연습 과제: 기록의 맨 첫 줄에서 시작해 "x-label-2025: 2025（E） — [299, 383, 346, 396]" 문구가 들어 있는 줄에서 멈추고, 그 사이의 줄을 한 글자도 바꾸지 말고 다시 입력하세요. 첫 줄과 마지막 줄도 포함하세요.

── 추출된 데이터

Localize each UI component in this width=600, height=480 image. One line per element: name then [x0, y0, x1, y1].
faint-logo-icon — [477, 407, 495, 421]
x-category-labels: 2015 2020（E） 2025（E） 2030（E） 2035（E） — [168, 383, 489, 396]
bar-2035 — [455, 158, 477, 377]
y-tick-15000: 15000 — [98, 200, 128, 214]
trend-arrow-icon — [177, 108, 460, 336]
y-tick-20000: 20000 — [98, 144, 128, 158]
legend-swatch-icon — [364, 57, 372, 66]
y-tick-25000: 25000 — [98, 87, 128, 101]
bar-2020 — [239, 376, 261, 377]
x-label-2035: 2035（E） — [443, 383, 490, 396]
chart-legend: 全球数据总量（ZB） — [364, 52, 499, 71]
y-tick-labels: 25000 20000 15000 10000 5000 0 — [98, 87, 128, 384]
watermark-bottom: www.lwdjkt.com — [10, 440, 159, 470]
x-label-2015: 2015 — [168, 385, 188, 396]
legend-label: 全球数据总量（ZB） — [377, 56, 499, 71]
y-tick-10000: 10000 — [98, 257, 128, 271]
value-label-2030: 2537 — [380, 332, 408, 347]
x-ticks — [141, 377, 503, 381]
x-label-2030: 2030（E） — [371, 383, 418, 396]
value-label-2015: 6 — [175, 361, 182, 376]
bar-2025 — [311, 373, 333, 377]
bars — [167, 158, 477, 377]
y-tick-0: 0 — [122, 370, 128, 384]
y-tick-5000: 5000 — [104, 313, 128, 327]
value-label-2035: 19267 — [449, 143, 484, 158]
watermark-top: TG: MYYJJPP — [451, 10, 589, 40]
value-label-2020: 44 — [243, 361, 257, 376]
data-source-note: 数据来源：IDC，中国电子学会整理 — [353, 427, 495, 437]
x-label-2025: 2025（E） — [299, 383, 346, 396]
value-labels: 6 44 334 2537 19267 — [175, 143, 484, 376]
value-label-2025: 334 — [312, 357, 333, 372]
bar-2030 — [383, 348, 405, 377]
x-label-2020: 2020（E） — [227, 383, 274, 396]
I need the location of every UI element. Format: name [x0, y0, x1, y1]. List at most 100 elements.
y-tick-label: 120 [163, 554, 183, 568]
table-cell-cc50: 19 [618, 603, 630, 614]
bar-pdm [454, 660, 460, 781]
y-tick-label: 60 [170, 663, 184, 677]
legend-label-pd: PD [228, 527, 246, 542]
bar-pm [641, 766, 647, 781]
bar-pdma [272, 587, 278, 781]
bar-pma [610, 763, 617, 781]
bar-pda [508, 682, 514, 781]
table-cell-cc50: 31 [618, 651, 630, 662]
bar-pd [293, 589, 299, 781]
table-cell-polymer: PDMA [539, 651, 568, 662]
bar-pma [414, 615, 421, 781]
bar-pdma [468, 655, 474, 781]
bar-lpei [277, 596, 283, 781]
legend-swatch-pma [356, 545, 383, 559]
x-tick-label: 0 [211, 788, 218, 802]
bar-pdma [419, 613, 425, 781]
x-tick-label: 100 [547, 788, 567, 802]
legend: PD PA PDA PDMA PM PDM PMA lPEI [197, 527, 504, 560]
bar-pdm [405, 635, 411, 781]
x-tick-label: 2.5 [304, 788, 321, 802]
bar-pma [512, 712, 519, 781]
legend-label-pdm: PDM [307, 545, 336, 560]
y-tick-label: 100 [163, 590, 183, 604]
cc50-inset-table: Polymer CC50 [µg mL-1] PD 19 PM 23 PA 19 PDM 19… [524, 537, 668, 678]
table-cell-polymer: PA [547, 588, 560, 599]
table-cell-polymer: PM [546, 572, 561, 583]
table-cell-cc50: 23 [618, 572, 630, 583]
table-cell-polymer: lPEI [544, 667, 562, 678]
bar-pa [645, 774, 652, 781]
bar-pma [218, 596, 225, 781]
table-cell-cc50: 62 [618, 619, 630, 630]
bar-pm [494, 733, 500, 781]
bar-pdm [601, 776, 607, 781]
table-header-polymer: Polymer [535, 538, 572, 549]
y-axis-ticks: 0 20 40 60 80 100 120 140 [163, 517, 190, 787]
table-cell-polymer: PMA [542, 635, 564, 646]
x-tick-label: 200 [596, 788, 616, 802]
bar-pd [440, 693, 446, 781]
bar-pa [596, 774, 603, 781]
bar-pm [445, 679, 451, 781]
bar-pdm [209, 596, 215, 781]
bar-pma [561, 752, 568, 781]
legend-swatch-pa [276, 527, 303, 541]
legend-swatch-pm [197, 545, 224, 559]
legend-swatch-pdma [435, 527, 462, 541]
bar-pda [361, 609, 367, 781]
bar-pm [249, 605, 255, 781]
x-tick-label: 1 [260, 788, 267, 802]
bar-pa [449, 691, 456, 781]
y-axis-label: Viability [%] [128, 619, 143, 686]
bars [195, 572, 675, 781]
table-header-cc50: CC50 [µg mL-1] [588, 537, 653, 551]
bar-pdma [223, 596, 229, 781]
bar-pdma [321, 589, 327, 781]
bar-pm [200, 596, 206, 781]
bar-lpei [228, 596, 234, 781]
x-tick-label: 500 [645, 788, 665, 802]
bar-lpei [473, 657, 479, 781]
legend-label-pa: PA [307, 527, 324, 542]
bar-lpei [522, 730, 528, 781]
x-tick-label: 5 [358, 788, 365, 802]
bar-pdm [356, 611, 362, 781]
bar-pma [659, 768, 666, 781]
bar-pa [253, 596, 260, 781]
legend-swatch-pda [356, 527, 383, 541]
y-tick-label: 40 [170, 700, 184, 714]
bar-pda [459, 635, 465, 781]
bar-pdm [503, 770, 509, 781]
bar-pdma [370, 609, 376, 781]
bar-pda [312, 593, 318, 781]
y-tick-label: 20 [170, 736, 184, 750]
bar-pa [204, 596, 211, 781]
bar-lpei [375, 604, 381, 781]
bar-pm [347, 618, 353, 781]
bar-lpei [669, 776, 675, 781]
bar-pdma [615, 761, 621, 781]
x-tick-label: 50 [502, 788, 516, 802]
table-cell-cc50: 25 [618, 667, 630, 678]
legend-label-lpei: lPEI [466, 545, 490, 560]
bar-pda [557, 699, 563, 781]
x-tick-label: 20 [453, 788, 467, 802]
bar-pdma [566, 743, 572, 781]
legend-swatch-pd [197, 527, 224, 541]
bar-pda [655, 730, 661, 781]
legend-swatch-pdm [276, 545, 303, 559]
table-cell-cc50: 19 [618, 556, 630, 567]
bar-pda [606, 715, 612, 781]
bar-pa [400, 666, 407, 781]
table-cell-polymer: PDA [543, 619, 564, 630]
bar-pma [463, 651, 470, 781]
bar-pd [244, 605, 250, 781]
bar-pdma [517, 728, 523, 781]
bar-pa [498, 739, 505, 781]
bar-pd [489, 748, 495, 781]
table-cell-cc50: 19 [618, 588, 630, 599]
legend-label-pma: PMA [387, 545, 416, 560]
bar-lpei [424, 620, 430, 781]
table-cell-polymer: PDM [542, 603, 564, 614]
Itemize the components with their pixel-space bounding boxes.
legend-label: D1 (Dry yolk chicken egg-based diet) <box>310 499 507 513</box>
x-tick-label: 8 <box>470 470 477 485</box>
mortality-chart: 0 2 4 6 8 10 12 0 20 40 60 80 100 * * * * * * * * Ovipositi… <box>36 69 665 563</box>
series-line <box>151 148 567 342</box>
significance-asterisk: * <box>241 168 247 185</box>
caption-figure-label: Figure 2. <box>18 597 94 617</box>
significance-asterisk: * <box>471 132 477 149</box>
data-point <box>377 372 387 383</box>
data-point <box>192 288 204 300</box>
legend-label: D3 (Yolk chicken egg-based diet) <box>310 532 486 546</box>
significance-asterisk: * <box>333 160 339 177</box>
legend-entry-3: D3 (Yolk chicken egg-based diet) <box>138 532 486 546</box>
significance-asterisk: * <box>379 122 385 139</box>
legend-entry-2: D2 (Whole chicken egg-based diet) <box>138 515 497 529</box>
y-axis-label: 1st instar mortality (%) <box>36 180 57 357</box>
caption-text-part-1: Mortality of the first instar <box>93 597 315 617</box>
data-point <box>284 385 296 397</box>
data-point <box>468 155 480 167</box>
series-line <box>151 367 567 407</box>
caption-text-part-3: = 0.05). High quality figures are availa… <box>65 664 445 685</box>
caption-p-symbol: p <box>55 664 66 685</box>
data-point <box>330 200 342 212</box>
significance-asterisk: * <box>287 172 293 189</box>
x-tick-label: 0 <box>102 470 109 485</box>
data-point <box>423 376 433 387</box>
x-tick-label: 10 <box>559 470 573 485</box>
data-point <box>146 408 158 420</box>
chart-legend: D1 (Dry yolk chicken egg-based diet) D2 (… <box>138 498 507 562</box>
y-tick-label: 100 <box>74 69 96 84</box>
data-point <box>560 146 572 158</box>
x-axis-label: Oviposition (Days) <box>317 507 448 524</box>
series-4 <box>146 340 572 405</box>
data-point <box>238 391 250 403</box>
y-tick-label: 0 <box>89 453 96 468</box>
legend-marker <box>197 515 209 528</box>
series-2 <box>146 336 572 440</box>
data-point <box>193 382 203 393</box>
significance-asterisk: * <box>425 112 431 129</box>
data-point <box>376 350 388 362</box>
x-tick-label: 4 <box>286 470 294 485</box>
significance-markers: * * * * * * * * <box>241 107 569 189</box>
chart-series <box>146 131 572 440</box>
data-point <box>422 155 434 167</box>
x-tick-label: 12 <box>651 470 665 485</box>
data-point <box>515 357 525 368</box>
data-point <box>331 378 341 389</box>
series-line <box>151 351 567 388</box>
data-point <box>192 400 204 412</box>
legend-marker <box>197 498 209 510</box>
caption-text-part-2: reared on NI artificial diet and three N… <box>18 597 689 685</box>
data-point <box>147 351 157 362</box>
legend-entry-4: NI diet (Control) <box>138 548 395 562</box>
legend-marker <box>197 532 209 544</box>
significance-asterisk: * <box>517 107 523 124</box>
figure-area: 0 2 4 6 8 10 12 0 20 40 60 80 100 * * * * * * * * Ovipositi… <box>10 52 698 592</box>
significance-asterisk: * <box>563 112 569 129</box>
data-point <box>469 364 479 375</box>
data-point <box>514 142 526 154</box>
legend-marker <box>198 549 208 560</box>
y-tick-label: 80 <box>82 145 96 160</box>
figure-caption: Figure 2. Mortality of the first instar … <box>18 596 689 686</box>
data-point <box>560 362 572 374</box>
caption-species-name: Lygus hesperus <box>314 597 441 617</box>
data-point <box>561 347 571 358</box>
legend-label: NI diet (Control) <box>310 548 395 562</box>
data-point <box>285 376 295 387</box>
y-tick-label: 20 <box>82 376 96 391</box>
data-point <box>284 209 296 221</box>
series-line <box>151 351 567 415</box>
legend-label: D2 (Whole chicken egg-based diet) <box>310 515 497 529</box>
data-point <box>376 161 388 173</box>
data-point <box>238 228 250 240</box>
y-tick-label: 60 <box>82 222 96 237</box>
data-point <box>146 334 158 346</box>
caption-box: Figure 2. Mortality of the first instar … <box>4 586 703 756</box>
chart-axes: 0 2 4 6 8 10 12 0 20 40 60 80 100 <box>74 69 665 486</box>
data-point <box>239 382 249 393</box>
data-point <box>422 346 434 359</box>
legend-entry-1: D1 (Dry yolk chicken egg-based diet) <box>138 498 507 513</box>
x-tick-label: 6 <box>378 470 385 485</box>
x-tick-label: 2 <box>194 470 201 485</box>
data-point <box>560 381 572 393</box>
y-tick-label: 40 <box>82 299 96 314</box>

────

과제 답변:
Localize each UI component in this width=600, height=480 image. One line per element: name then [x0, y0, x1, y1].
faint-logo-icon — [477, 407, 495, 421]
x-category-labels: 2015 2020（E） 2025（E） 2030（E） 2035（E） — [168, 383, 489, 396]
bar-2035 — [455, 158, 477, 377]
y-tick-15000: 15000 — [98, 200, 128, 214]
trend-arrow-icon — [177, 108, 460, 336]
y-tick-20000: 20000 — [98, 144, 128, 158]
legend-swatch-icon — [364, 57, 372, 66]
y-tick-25000: 25000 — [98, 87, 128, 101]
bar-2020 — [239, 376, 261, 377]
x-label-2035: 2035（E） — [443, 383, 490, 396]
chart-legend: 全球数据总量（ZB） — [364, 52, 499, 71]
y-tick-labels: 25000 20000 15000 10000 5000 0 — [98, 87, 128, 384]
watermark-bottom: www.lwdjkt.com — [10, 440, 159, 470]
x-label-2015: 2015 — [168, 385, 188, 396]
legend-label: 全球数据总量（ZB） — [377, 56, 499, 71]
y-tick-10000: 10000 — [98, 257, 128, 271]
value-label-2030: 2537 — [380, 332, 408, 347]
x-ticks — [141, 377, 503, 381]
x-label-2030: 2030（E） — [371, 383, 418, 396]
value-label-2015: 6 — [175, 361, 182, 376]
bar-2025 — [311, 373, 333, 377]
bars — [167, 158, 477, 377]
y-tick-0: 0 — [122, 370, 128, 384]
y-tick-5000: 5000 — [104, 313, 128, 327]
value-label-2035: 19267 — [449, 143, 484, 158]
watermark-top: TG: MYYJJPP — [451, 10, 589, 40]
value-label-2020: 44 — [243, 361, 257, 376]
data-source-note: 数据来源：IDC，中国电子学会整理 — [353, 427, 495, 437]
x-label-2025: 2025（E） — [299, 383, 346, 396]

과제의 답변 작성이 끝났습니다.